**SHORT PROBLEM:**
Retype each record below word for word. Leave the pictures out.
-------
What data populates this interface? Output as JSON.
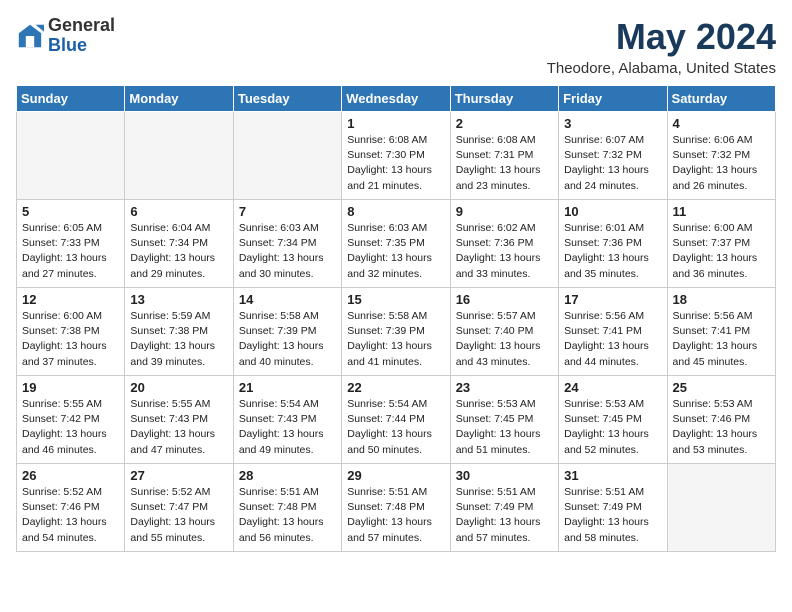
{
  "logo": {
    "general": "General",
    "blue": "Blue"
  },
  "title": "May 2024",
  "location": "Theodore, Alabama, United States",
  "days_header": [
    "Sunday",
    "Monday",
    "Tuesday",
    "Wednesday",
    "Thursday",
    "Friday",
    "Saturday"
  ],
  "weeks": [
    [
      {
        "day": "",
        "info": ""
      },
      {
        "day": "",
        "info": ""
      },
      {
        "day": "",
        "info": ""
      },
      {
        "day": "1",
        "info": "Sunrise: 6:08 AM\nSunset: 7:30 PM\nDaylight: 13 hours\nand 21 minutes."
      },
      {
        "day": "2",
        "info": "Sunrise: 6:08 AM\nSunset: 7:31 PM\nDaylight: 13 hours\nand 23 minutes."
      },
      {
        "day": "3",
        "info": "Sunrise: 6:07 AM\nSunset: 7:32 PM\nDaylight: 13 hours\nand 24 minutes."
      },
      {
        "day": "4",
        "info": "Sunrise: 6:06 AM\nSunset: 7:32 PM\nDaylight: 13 hours\nand 26 minutes."
      }
    ],
    [
      {
        "day": "5",
        "info": "Sunrise: 6:05 AM\nSunset: 7:33 PM\nDaylight: 13 hours\nand 27 minutes."
      },
      {
        "day": "6",
        "info": "Sunrise: 6:04 AM\nSunset: 7:34 PM\nDaylight: 13 hours\nand 29 minutes."
      },
      {
        "day": "7",
        "info": "Sunrise: 6:03 AM\nSunset: 7:34 PM\nDaylight: 13 hours\nand 30 minutes."
      },
      {
        "day": "8",
        "info": "Sunrise: 6:03 AM\nSunset: 7:35 PM\nDaylight: 13 hours\nand 32 minutes."
      },
      {
        "day": "9",
        "info": "Sunrise: 6:02 AM\nSunset: 7:36 PM\nDaylight: 13 hours\nand 33 minutes."
      },
      {
        "day": "10",
        "info": "Sunrise: 6:01 AM\nSunset: 7:36 PM\nDaylight: 13 hours\nand 35 minutes."
      },
      {
        "day": "11",
        "info": "Sunrise: 6:00 AM\nSunset: 7:37 PM\nDaylight: 13 hours\nand 36 minutes."
      }
    ],
    [
      {
        "day": "12",
        "info": "Sunrise: 6:00 AM\nSunset: 7:38 PM\nDaylight: 13 hours\nand 37 minutes."
      },
      {
        "day": "13",
        "info": "Sunrise: 5:59 AM\nSunset: 7:38 PM\nDaylight: 13 hours\nand 39 minutes."
      },
      {
        "day": "14",
        "info": "Sunrise: 5:58 AM\nSunset: 7:39 PM\nDaylight: 13 hours\nand 40 minutes."
      },
      {
        "day": "15",
        "info": "Sunrise: 5:58 AM\nSunset: 7:39 PM\nDaylight: 13 hours\nand 41 minutes."
      },
      {
        "day": "16",
        "info": "Sunrise: 5:57 AM\nSunset: 7:40 PM\nDaylight: 13 hours\nand 43 minutes."
      },
      {
        "day": "17",
        "info": "Sunrise: 5:56 AM\nSunset: 7:41 PM\nDaylight: 13 hours\nand 44 minutes."
      },
      {
        "day": "18",
        "info": "Sunrise: 5:56 AM\nSunset: 7:41 PM\nDaylight: 13 hours\nand 45 minutes."
      }
    ],
    [
      {
        "day": "19",
        "info": "Sunrise: 5:55 AM\nSunset: 7:42 PM\nDaylight: 13 hours\nand 46 minutes."
      },
      {
        "day": "20",
        "info": "Sunrise: 5:55 AM\nSunset: 7:43 PM\nDaylight: 13 hours\nand 47 minutes."
      },
      {
        "day": "21",
        "info": "Sunrise: 5:54 AM\nSunset: 7:43 PM\nDaylight: 13 hours\nand 49 minutes."
      },
      {
        "day": "22",
        "info": "Sunrise: 5:54 AM\nSunset: 7:44 PM\nDaylight: 13 hours\nand 50 minutes."
      },
      {
        "day": "23",
        "info": "Sunrise: 5:53 AM\nSunset: 7:45 PM\nDaylight: 13 hours\nand 51 minutes."
      },
      {
        "day": "24",
        "info": "Sunrise: 5:53 AM\nSunset: 7:45 PM\nDaylight: 13 hours\nand 52 minutes."
      },
      {
        "day": "25",
        "info": "Sunrise: 5:53 AM\nSunset: 7:46 PM\nDaylight: 13 hours\nand 53 minutes."
      }
    ],
    [
      {
        "day": "26",
        "info": "Sunrise: 5:52 AM\nSunset: 7:46 PM\nDaylight: 13 hours\nand 54 minutes."
      },
      {
        "day": "27",
        "info": "Sunrise: 5:52 AM\nSunset: 7:47 PM\nDaylight: 13 hours\nand 55 minutes."
      },
      {
        "day": "28",
        "info": "Sunrise: 5:51 AM\nSunset: 7:48 PM\nDaylight: 13 hours\nand 56 minutes."
      },
      {
        "day": "29",
        "info": "Sunrise: 5:51 AM\nSunset: 7:48 PM\nDaylight: 13 hours\nand 57 minutes."
      },
      {
        "day": "30",
        "info": "Sunrise: 5:51 AM\nSunset: 7:49 PM\nDaylight: 13 hours\nand 57 minutes."
      },
      {
        "day": "31",
        "info": "Sunrise: 5:51 AM\nSunset: 7:49 PM\nDaylight: 13 hours\nand 58 minutes."
      },
      {
        "day": "",
        "info": ""
      }
    ]
  ]
}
-------
**WRITTEN ANSWER:**
What data populates this interface? Output as JSON.
{
  "logo": {
    "general": "General",
    "blue": "Blue"
  },
  "title": "May 2024",
  "location": "Theodore, Alabama, United States",
  "days_header": [
    "Sunday",
    "Monday",
    "Tuesday",
    "Wednesday",
    "Thursday",
    "Friday",
    "Saturday"
  ],
  "weeks": [
    [
      {
        "day": "",
        "info": ""
      },
      {
        "day": "",
        "info": ""
      },
      {
        "day": "",
        "info": ""
      },
      {
        "day": "1",
        "info": "Sunrise: 6:08 AM\nSunset: 7:30 PM\nDaylight: 13 hours\nand 21 minutes."
      },
      {
        "day": "2",
        "info": "Sunrise: 6:08 AM\nSunset: 7:31 PM\nDaylight: 13 hours\nand 23 minutes."
      },
      {
        "day": "3",
        "info": "Sunrise: 6:07 AM\nSunset: 7:32 PM\nDaylight: 13 hours\nand 24 minutes."
      },
      {
        "day": "4",
        "info": "Sunrise: 6:06 AM\nSunset: 7:32 PM\nDaylight: 13 hours\nand 26 minutes."
      }
    ],
    [
      {
        "day": "5",
        "info": "Sunrise: 6:05 AM\nSunset: 7:33 PM\nDaylight: 13 hours\nand 27 minutes."
      },
      {
        "day": "6",
        "info": "Sunrise: 6:04 AM\nSunset: 7:34 PM\nDaylight: 13 hours\nand 29 minutes."
      },
      {
        "day": "7",
        "info": "Sunrise: 6:03 AM\nSunset: 7:34 PM\nDaylight: 13 hours\nand 30 minutes."
      },
      {
        "day": "8",
        "info": "Sunrise: 6:03 AM\nSunset: 7:35 PM\nDaylight: 13 hours\nand 32 minutes."
      },
      {
        "day": "9",
        "info": "Sunrise: 6:02 AM\nSunset: 7:36 PM\nDaylight: 13 hours\nand 33 minutes."
      },
      {
        "day": "10",
        "info": "Sunrise: 6:01 AM\nSunset: 7:36 PM\nDaylight: 13 hours\nand 35 minutes."
      },
      {
        "day": "11",
        "info": "Sunrise: 6:00 AM\nSunset: 7:37 PM\nDaylight: 13 hours\nand 36 minutes."
      }
    ],
    [
      {
        "day": "12",
        "info": "Sunrise: 6:00 AM\nSunset: 7:38 PM\nDaylight: 13 hours\nand 37 minutes."
      },
      {
        "day": "13",
        "info": "Sunrise: 5:59 AM\nSunset: 7:38 PM\nDaylight: 13 hours\nand 39 minutes."
      },
      {
        "day": "14",
        "info": "Sunrise: 5:58 AM\nSunset: 7:39 PM\nDaylight: 13 hours\nand 40 minutes."
      },
      {
        "day": "15",
        "info": "Sunrise: 5:58 AM\nSunset: 7:39 PM\nDaylight: 13 hours\nand 41 minutes."
      },
      {
        "day": "16",
        "info": "Sunrise: 5:57 AM\nSunset: 7:40 PM\nDaylight: 13 hours\nand 43 minutes."
      },
      {
        "day": "17",
        "info": "Sunrise: 5:56 AM\nSunset: 7:41 PM\nDaylight: 13 hours\nand 44 minutes."
      },
      {
        "day": "18",
        "info": "Sunrise: 5:56 AM\nSunset: 7:41 PM\nDaylight: 13 hours\nand 45 minutes."
      }
    ],
    [
      {
        "day": "19",
        "info": "Sunrise: 5:55 AM\nSunset: 7:42 PM\nDaylight: 13 hours\nand 46 minutes."
      },
      {
        "day": "20",
        "info": "Sunrise: 5:55 AM\nSunset: 7:43 PM\nDaylight: 13 hours\nand 47 minutes."
      },
      {
        "day": "21",
        "info": "Sunrise: 5:54 AM\nSunset: 7:43 PM\nDaylight: 13 hours\nand 49 minutes."
      },
      {
        "day": "22",
        "info": "Sunrise: 5:54 AM\nSunset: 7:44 PM\nDaylight: 13 hours\nand 50 minutes."
      },
      {
        "day": "23",
        "info": "Sunrise: 5:53 AM\nSunset: 7:45 PM\nDaylight: 13 hours\nand 51 minutes."
      },
      {
        "day": "24",
        "info": "Sunrise: 5:53 AM\nSunset: 7:45 PM\nDaylight: 13 hours\nand 52 minutes."
      },
      {
        "day": "25",
        "info": "Sunrise: 5:53 AM\nSunset: 7:46 PM\nDaylight: 13 hours\nand 53 minutes."
      }
    ],
    [
      {
        "day": "26",
        "info": "Sunrise: 5:52 AM\nSunset: 7:46 PM\nDaylight: 13 hours\nand 54 minutes."
      },
      {
        "day": "27",
        "info": "Sunrise: 5:52 AM\nSunset: 7:47 PM\nDaylight: 13 hours\nand 55 minutes."
      },
      {
        "day": "28",
        "info": "Sunrise: 5:51 AM\nSunset: 7:48 PM\nDaylight: 13 hours\nand 56 minutes."
      },
      {
        "day": "29",
        "info": "Sunrise: 5:51 AM\nSunset: 7:48 PM\nDaylight: 13 hours\nand 57 minutes."
      },
      {
        "day": "30",
        "info": "Sunrise: 5:51 AM\nSunset: 7:49 PM\nDaylight: 13 hours\nand 57 minutes."
      },
      {
        "day": "31",
        "info": "Sunrise: 5:51 AM\nSunset: 7:49 PM\nDaylight: 13 hours\nand 58 minutes."
      },
      {
        "day": "",
        "info": ""
      }
    ]
  ]
}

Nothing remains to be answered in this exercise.